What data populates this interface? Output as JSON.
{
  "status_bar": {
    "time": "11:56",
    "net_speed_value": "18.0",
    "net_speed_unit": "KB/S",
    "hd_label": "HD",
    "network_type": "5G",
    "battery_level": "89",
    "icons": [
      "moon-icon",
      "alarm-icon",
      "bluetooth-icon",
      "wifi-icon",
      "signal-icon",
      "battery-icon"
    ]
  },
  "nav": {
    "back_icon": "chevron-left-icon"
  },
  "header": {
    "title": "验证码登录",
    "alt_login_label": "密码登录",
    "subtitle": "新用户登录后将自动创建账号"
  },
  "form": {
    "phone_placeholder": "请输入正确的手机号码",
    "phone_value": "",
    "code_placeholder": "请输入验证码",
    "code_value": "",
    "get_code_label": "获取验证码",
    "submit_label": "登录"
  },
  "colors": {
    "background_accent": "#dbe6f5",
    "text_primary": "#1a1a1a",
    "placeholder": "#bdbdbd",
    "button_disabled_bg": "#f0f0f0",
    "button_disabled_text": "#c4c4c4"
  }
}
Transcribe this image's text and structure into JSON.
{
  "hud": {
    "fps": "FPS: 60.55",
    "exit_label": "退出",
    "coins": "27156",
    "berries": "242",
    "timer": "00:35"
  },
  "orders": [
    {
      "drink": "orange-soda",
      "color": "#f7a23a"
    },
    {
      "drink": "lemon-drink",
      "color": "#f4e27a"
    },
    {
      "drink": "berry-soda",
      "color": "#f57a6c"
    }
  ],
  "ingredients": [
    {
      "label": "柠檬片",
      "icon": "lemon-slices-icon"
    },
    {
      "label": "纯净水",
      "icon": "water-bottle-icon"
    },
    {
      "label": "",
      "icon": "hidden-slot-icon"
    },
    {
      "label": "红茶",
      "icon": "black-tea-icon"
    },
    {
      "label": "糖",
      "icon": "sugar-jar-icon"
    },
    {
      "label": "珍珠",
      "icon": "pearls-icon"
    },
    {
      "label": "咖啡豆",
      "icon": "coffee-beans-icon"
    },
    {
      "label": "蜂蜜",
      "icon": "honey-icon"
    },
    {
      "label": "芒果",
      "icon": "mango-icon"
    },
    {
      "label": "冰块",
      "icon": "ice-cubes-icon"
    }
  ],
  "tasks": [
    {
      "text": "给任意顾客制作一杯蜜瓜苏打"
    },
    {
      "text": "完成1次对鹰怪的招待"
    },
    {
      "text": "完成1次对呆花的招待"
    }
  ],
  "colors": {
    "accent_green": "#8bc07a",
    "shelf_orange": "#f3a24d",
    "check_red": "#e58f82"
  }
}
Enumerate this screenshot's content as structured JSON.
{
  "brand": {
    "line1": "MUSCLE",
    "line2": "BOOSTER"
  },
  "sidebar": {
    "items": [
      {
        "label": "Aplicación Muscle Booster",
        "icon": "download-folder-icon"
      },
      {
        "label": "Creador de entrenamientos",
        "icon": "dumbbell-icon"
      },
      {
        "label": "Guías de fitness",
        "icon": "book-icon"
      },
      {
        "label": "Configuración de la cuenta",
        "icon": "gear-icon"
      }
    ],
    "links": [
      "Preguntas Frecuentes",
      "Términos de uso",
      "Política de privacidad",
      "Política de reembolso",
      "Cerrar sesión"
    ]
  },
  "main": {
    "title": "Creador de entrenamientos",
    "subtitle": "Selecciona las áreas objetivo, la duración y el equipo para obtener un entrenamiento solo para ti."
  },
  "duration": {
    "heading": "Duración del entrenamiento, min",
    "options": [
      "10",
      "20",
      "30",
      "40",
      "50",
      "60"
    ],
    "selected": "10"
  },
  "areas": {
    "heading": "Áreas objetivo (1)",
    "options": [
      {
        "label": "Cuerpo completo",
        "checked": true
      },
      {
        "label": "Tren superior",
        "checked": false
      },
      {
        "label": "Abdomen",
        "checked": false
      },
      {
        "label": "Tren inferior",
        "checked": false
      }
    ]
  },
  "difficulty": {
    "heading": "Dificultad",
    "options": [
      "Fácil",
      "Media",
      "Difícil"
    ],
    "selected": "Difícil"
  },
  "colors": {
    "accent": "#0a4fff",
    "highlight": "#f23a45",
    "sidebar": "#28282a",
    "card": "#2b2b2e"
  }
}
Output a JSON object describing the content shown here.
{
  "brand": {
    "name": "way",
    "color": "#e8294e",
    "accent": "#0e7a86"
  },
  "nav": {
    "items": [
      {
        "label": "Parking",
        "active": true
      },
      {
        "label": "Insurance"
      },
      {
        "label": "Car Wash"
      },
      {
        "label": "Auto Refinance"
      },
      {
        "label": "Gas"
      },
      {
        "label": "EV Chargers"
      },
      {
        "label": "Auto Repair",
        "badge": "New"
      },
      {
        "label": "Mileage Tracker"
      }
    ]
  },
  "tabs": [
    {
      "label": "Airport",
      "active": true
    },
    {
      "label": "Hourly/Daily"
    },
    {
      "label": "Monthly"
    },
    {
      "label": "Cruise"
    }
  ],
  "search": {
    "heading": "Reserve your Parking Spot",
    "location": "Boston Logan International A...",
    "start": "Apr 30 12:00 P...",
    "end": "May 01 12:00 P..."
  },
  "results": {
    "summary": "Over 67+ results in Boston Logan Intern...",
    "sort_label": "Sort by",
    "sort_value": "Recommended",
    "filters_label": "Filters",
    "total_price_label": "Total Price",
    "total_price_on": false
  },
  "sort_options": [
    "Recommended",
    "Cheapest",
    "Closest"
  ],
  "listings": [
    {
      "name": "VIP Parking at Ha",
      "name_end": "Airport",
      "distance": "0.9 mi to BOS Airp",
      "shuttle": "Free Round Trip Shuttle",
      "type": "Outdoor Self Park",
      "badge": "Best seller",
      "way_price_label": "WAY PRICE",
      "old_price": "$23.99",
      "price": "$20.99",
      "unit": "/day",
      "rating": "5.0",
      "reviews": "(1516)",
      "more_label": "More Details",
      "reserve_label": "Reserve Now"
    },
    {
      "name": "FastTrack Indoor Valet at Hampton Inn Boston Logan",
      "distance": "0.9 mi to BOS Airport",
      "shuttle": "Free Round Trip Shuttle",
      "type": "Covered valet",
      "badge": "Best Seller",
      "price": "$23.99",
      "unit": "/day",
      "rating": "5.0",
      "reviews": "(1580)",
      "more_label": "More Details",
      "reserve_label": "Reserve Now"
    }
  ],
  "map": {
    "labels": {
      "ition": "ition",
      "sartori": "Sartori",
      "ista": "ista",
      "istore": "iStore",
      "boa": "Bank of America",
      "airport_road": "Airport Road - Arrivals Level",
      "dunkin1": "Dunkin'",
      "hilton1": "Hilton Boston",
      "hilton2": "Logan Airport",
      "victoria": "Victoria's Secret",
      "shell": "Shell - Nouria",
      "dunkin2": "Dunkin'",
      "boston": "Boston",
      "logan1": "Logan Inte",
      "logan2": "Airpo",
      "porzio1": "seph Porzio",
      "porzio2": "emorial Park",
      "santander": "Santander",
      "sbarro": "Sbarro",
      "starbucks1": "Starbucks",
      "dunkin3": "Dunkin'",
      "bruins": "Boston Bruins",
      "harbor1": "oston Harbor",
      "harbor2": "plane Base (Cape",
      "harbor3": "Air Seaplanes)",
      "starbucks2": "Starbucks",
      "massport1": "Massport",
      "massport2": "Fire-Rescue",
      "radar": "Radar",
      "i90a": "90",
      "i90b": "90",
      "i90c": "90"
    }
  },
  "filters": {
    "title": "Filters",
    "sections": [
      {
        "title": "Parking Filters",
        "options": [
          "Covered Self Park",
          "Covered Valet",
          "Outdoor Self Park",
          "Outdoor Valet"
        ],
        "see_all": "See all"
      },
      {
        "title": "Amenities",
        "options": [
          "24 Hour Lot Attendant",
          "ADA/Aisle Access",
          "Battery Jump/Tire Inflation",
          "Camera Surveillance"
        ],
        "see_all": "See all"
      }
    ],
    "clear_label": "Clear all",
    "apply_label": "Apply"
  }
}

EXERCISE TASK:
Count every line in the entries above where the word "Starbucks" appears; respond with the number alone.

FULL SOLUTION:
2